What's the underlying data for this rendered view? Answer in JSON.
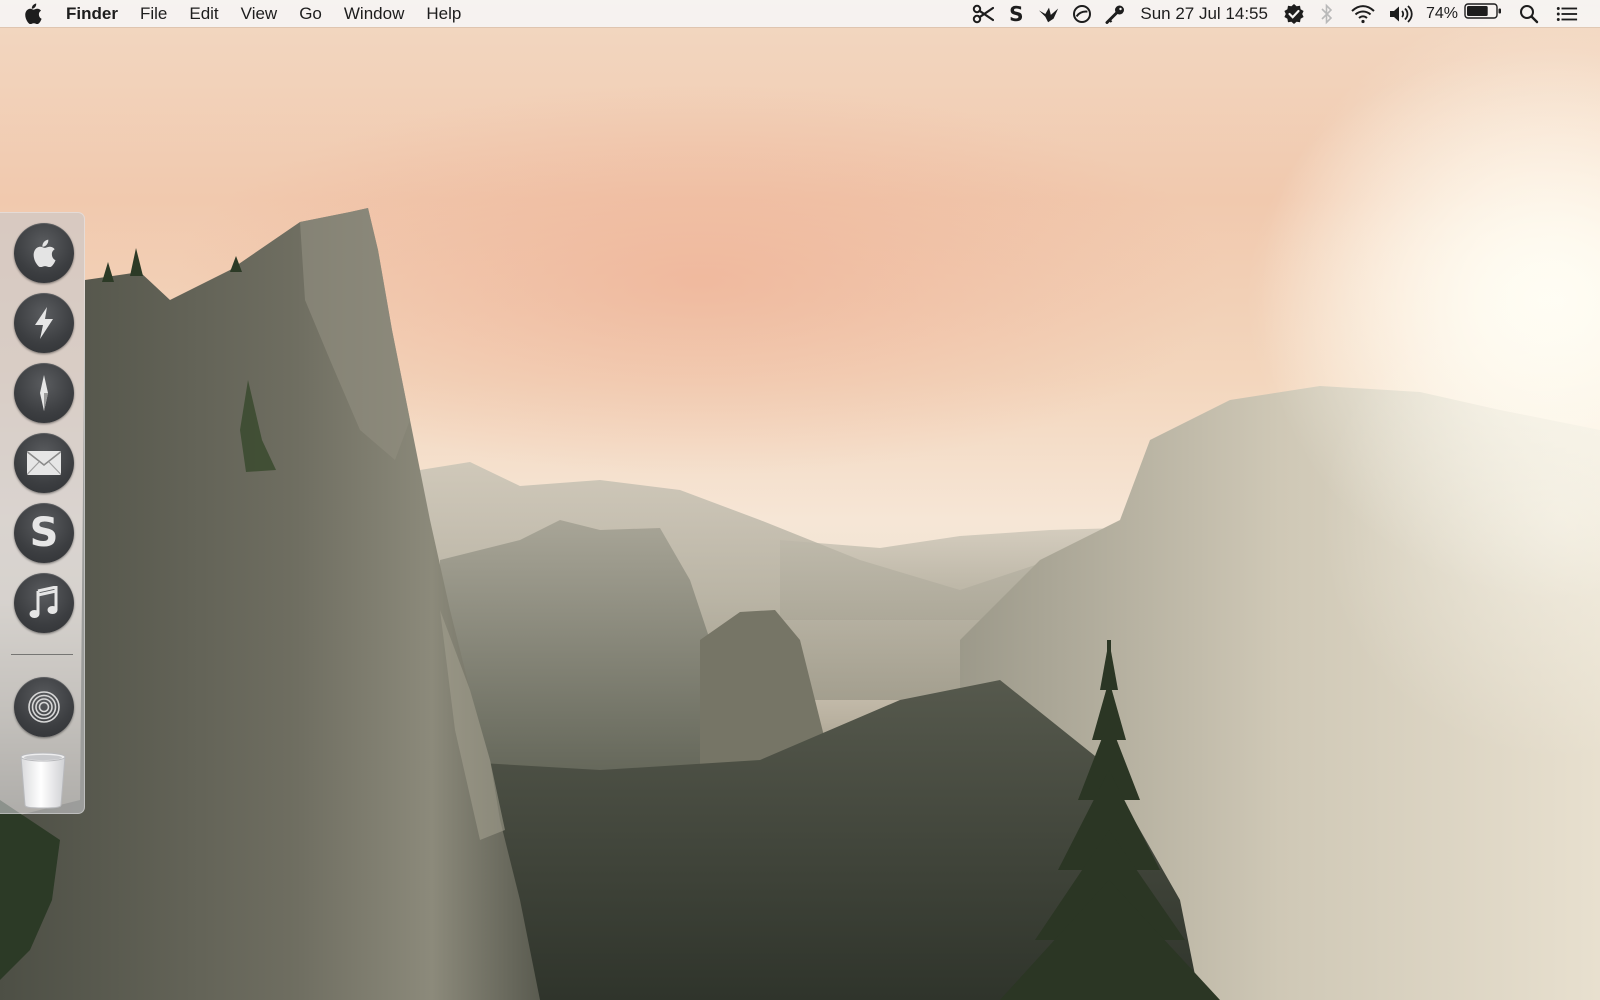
{
  "menubar": {
    "app_name": "Finder",
    "menus": [
      "File",
      "Edit",
      "View",
      "Go",
      "Window",
      "Help"
    ],
    "status_icons": [
      "scissors-icon",
      "s-glyph-icon",
      "crane-icon",
      "do-not-disturb-icon",
      "key-icon",
      "checkmark-badge-icon",
      "bluetooth-icon",
      "wifi-icon",
      "volume-icon",
      "battery-icon",
      "spotlight-icon",
      "notification-center-icon"
    ],
    "s_glyph": "S",
    "clock": "Sun 27 Jul  14:55",
    "battery_percent": "74%",
    "battery_level": 0.74
  },
  "dock": {
    "apps": [
      {
        "name": "apple-icon"
      },
      {
        "name": "bolt-icon"
      },
      {
        "name": "compass-icon"
      },
      {
        "name": "mail-icon"
      },
      {
        "name": "s-app-icon",
        "glyph": "S"
      },
      {
        "name": "music-note-icon"
      }
    ],
    "others": [
      {
        "name": "circles-icon"
      },
      {
        "name": "trash-icon"
      }
    ]
  }
}
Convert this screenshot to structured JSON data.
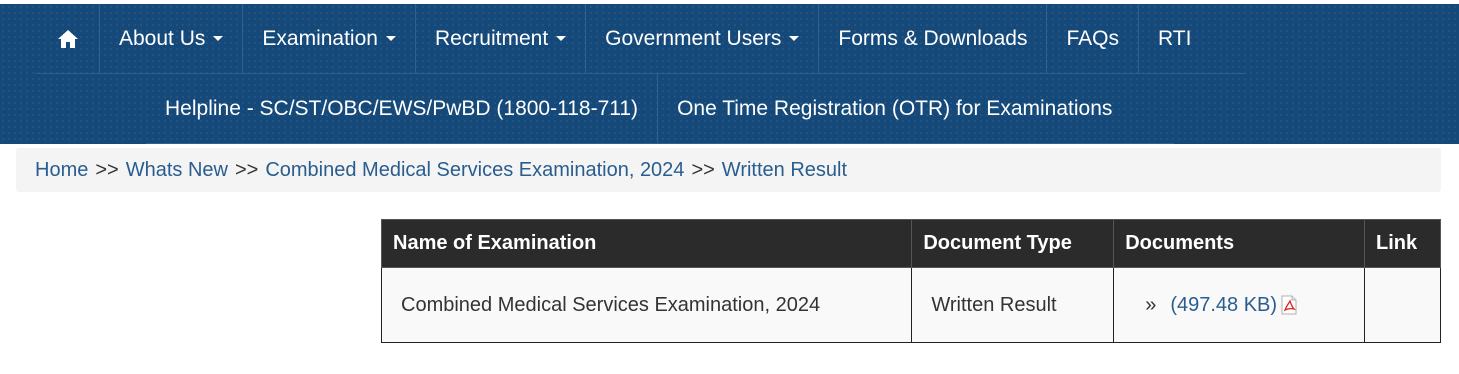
══════
- [TASK TO COMPLETE]: Write down the number of lines where the word "JSON" appears, and nothing further.

- [SOLUTION TO THE EXERCISE]: 2